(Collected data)
# # #
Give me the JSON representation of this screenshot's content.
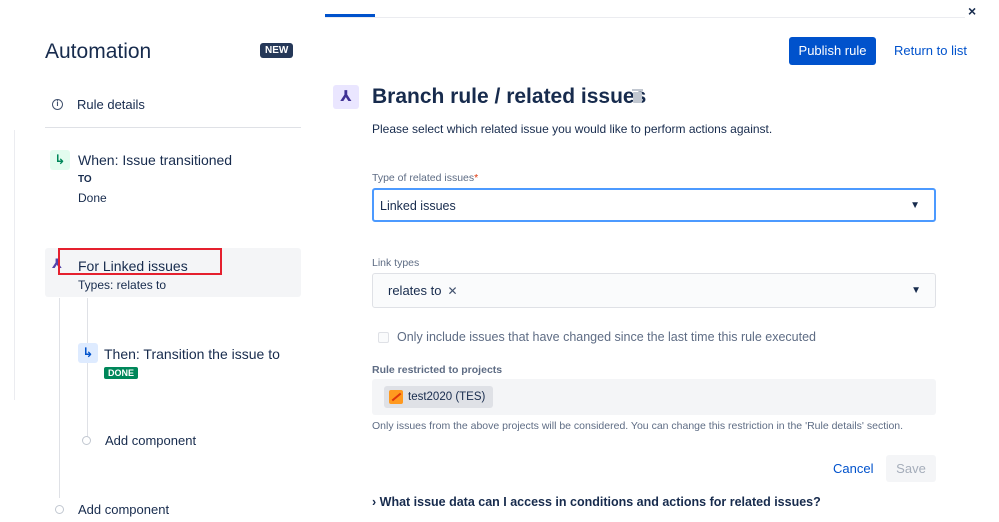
{
  "window": {
    "close_glyph": "×"
  },
  "sidebar": {
    "title": "Automation",
    "badge": "NEW",
    "rule_details": {
      "icon": "info-icon",
      "label": "Rule details"
    },
    "trigger": {
      "icon": "trigger-icon",
      "title": "When: Issue transitioned",
      "to_label": "TO",
      "to_value": "Done"
    },
    "branch": {
      "icon": "branch-icon",
      "title": "For Linked issues",
      "subtitle": "Types: relates to"
    },
    "action": {
      "icon": "transition-icon",
      "title": "Then: Transition the issue to",
      "status": "DONE"
    },
    "add_component_inner": "Add component",
    "add_component_outer": "Add component"
  },
  "header": {
    "publish_label": "Publish rule",
    "return_label": "Return to list"
  },
  "panel": {
    "icon": "branch-icon",
    "title": "Branch rule / related issues",
    "description": "Please select which related issue you would like to perform actions against.",
    "type_label": "Type of related issues",
    "required_marker": "*",
    "type_value": "Linked issues",
    "link_types_label": "Link types",
    "link_types_chip": "relates to",
    "checkbox_label": "Only include issues that have changed since the last time this rule executed",
    "checkbox_checked": false,
    "projects_label": "Rule restricted to projects",
    "project_chip": "test2020 (TES)",
    "help_text": "Only issues from the above projects will be considered. You can change this restriction in the 'Rule details' section.",
    "cancel_label": "Cancel",
    "save_label": "Save",
    "expander_label": "What issue data can I access in conditions and actions for related issues?"
  },
  "colors": {
    "accent": "#0052cc",
    "success": "#00875a",
    "highlight_box": "#e5202e"
  }
}
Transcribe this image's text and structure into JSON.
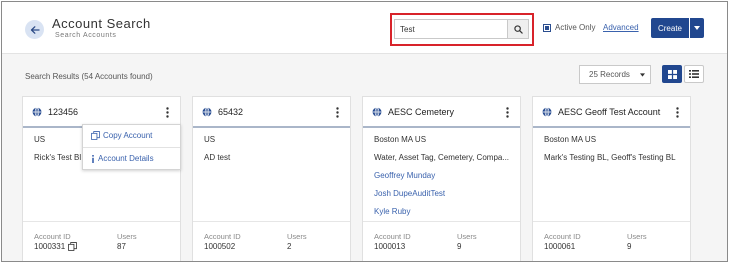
{
  "header": {
    "title": "Account Search",
    "subtitle": "Search Accounts"
  },
  "search": {
    "value": "Test"
  },
  "filters": {
    "active_only_label": "Active Only",
    "advanced_label": "Advanced"
  },
  "create": {
    "label": "Create"
  },
  "results": {
    "summary": "Search Results (54 Accounts found)",
    "records_option": "25 Records"
  },
  "cards": [
    {
      "name": "123456",
      "lines": [
        "US",
        "Rick's Test Bl"
      ],
      "links": [],
      "account_id_label": "Account ID",
      "account_id": "1000331",
      "users_label": "Users",
      "users": "87"
    },
    {
      "name": "65432",
      "lines": [
        "US",
        "AD test"
      ],
      "links": [],
      "account_id_label": "Account ID",
      "account_id": "1000502",
      "users_label": "Users",
      "users": "2"
    },
    {
      "name": "AESC Cemetery",
      "lines": [
        "Boston MA US",
        "Water, Asset Tag, Cemetery, Compa..."
      ],
      "links": [
        "Geoffrey Munday",
        "Josh DupeAuditTest",
        "Kyle Ruby"
      ],
      "account_id_label": "Account ID",
      "account_id": "1000013",
      "users_label": "Users",
      "users": "9"
    },
    {
      "name": "AESC Geoff Test Account",
      "lines": [
        "Boston MA US",
        "Mark's Testing BL, Geoff's Testing BL"
      ],
      "links": [],
      "account_id_label": "Account ID",
      "account_id": "1000061",
      "users_label": "Users",
      "users": "9"
    }
  ],
  "menu": {
    "copy_label": "Copy Account",
    "details_label": "Account Details"
  },
  "colors": {
    "primary": "#21478f",
    "link": "#3a62ad",
    "highlight": "#d8232a"
  }
}
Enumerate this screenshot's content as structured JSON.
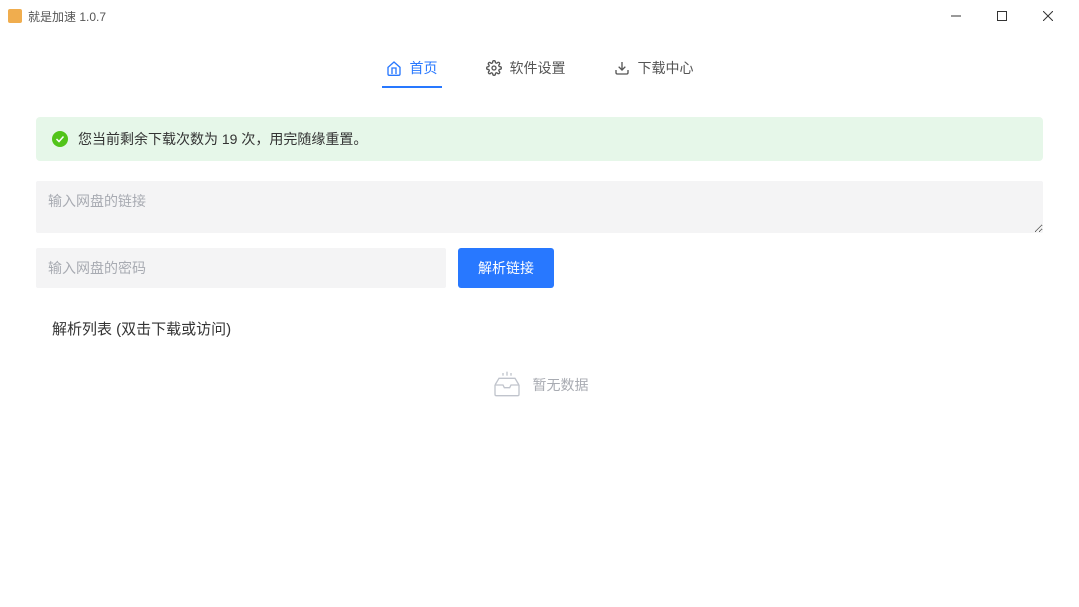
# # #
EXERCISE:
Whichever lines contain the string "JSON", select and copy them.

RESPONSE:
Give me the JSON representation of this screenshot's content.
Transcribe this image's text and structure into JSON.
Enumerate this screenshot's content as structured JSON.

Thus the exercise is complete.